**YOUR OBJECTIVE**
Would you print all of the entries exactly, please, but without their pictures?

===== SOURCE MATERIAL =====

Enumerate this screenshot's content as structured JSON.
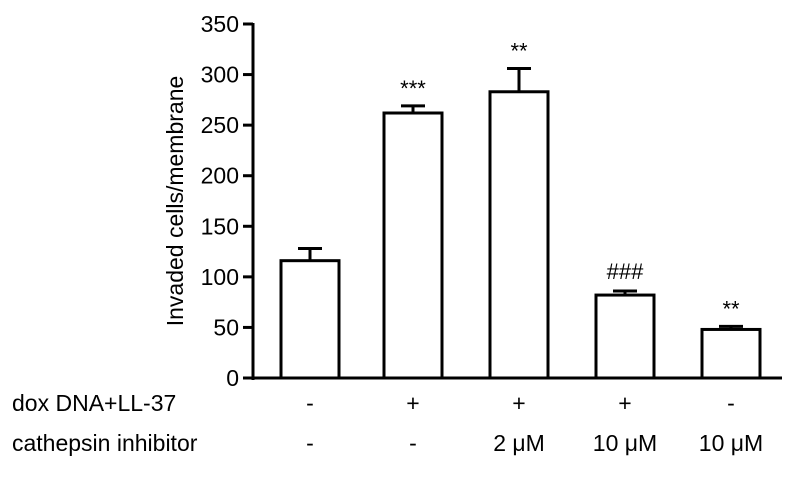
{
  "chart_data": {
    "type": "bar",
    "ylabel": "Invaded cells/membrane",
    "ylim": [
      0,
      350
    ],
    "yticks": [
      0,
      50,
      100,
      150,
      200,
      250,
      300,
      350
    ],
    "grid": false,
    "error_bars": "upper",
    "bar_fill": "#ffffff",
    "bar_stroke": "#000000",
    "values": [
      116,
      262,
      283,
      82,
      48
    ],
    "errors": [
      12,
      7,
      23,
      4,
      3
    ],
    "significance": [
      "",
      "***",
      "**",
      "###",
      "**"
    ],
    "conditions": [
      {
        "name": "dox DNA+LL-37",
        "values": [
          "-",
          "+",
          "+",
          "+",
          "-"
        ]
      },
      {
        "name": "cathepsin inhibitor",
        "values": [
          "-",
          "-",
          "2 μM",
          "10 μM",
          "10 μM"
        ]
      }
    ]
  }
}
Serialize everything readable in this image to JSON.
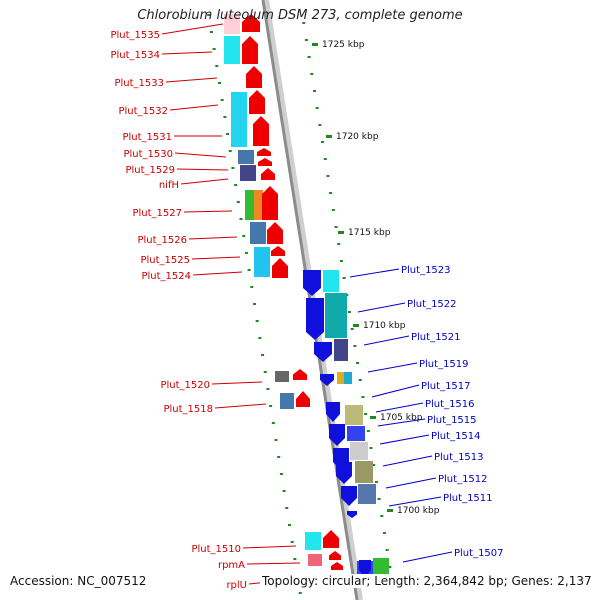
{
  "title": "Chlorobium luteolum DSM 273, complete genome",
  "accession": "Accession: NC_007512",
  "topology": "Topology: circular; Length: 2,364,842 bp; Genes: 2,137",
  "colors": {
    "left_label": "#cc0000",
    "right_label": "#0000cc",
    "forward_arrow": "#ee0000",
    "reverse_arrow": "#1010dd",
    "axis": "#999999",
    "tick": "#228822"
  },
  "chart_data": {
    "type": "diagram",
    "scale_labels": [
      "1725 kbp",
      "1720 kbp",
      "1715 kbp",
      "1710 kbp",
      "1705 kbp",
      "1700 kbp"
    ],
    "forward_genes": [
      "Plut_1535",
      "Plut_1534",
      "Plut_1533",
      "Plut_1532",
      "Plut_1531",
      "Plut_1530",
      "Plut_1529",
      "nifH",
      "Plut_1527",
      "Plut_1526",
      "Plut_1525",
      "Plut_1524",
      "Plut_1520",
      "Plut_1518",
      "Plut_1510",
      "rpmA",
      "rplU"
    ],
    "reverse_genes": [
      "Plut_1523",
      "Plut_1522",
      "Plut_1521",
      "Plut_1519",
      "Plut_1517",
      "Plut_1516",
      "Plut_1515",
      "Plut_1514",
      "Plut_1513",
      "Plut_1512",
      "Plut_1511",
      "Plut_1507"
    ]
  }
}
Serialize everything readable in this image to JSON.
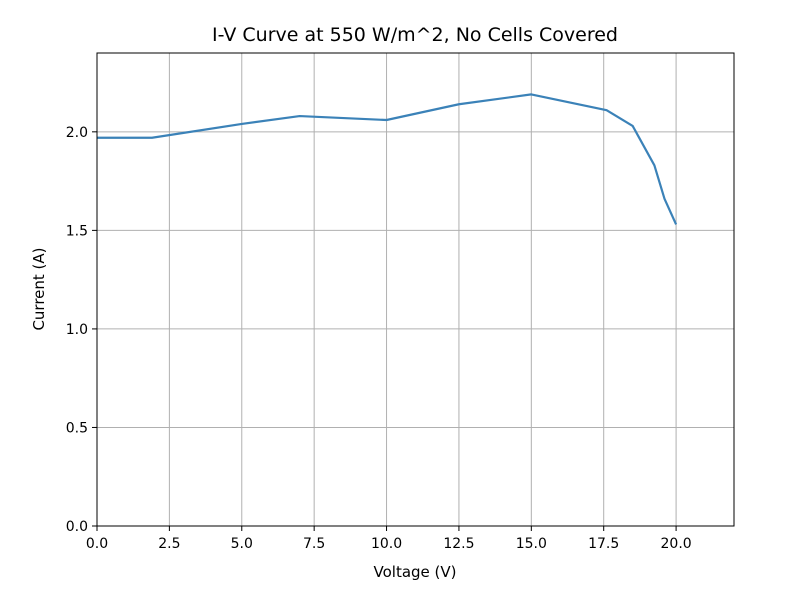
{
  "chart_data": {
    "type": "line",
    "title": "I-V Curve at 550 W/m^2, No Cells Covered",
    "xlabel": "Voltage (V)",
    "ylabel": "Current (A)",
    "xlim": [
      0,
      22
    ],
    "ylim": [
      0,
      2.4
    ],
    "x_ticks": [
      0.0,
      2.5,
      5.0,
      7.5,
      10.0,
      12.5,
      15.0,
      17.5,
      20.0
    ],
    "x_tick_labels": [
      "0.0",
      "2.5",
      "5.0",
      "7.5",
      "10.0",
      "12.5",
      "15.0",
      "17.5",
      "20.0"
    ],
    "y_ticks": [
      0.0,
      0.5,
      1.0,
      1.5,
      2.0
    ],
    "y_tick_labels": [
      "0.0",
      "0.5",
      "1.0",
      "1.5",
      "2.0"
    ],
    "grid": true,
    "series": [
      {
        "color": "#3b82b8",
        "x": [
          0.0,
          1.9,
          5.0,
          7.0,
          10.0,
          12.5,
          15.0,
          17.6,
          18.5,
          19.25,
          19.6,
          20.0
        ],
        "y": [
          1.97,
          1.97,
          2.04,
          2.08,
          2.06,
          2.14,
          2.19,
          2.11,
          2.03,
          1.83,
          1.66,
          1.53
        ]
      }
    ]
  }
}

=====

**ANSWER SPACE**
Enumerate this screenshot's content as structured JSON.
{
  "chart_data": {
    "type": "bar",
    "ylabel": "Invaded cells/membrane",
    "ylim": [
      0,
      350
    ],
    "yticks": [
      0,
      50,
      100,
      150,
      200,
      250,
      300,
      350
    ],
    "grid": false,
    "error_bars": "upper",
    "bar_fill": "#ffffff",
    "bar_stroke": "#000000",
    "values": [
      116,
      262,
      283,
      82,
      48
    ],
    "errors": [
      12,
      7,
      23,
      4,
      3
    ],
    "significance": [
      "",
      "***",
      "**",
      "###",
      "**"
    ],
    "conditions": [
      {
        "name": "dox DNA+LL-37",
        "values": [
          "-",
          "+",
          "+",
          "+",
          "-"
        ]
      },
      {
        "name": "cathepsin inhibitor",
        "values": [
          "-",
          "-",
          "2 μM",
          "10 μM",
          "10 μM"
        ]
      }
    ]
  }
}
Serialize everything readable in this image to JSON.
{
  "title": "Chlorobium luteolum DSM 273, complete genome",
  "accession": "Accession: NC_007512",
  "topology": "Topology: circular; Length: 2,364,842 bp; Genes: 2,137",
  "colors": {
    "left_label": "#cc0000",
    "right_label": "#0000cc",
    "forward_arrow": "#ee0000",
    "reverse_arrow": "#1010dd",
    "axis": "#999999",
    "tick": "#228822"
  },
  "chart_data": {
    "type": "diagram",
    "scale_labels": [
      "1725 kbp",
      "1720 kbp",
      "1715 kbp",
      "1710 kbp",
      "1705 kbp",
      "1700 kbp"
    ],
    "forward_genes": [
      "Plut_1535",
      "Plut_1534",
      "Plut_1533",
      "Plut_1532",
      "Plut_1531",
      "Plut_1530",
      "Plut_1529",
      "nifH",
      "Plut_1527",
      "Plut_1526",
      "Plut_1525",
      "Plut_1524",
      "Plut_1520",
      "Plut_1518",
      "Plut_1510",
      "rpmA",
      "rplU"
    ],
    "reverse_genes": [
      "Plut_1523",
      "Plut_1522",
      "Plut_1521",
      "Plut_1519",
      "Plut_1517",
      "Plut_1516",
      "Plut_1515",
      "Plut_1514",
      "Plut_1513",
      "Plut_1512",
      "Plut_1511",
      "Plut_1507"
    ]
  }
}
Serialize everything readable in this image to JSON.
{
  "chart_data": {
    "type": "line",
    "title": "I-V Curve at 550 W/m^2, No Cells Covered",
    "xlabel": "Voltage (V)",
    "ylabel": "Current (A)",
    "xlim": [
      0,
      22
    ],
    "ylim": [
      0,
      2.4
    ],
    "x_ticks": [
      0.0,
      2.5,
      5.0,
      7.5,
      10.0,
      12.5,
      15.0,
      17.5,
      20.0
    ],
    "x_tick_labels": [
      "0.0",
      "2.5",
      "5.0",
      "7.5",
      "10.0",
      "12.5",
      "15.0",
      "17.5",
      "20.0"
    ],
    "y_ticks": [
      0.0,
      0.5,
      1.0,
      1.5,
      2.0
    ],
    "y_tick_labels": [
      "0.0",
      "0.5",
      "1.0",
      "1.5",
      "2.0"
    ],
    "grid": true,
    "series": [
      {
        "color": "#3b82b8",
        "x": [
          0.0,
          1.9,
          5.0,
          7.0,
          10.0,
          12.5,
          15.0,
          17.6,
          18.5,
          19.25,
          19.6,
          20.0
        ],
        "y": [
          1.97,
          1.97,
          2.04,
          2.08,
          2.06,
          2.14,
          2.19,
          2.11,
          2.03,
          1.83,
          1.66,
          1.53
        ]
      }
    ]
  }
}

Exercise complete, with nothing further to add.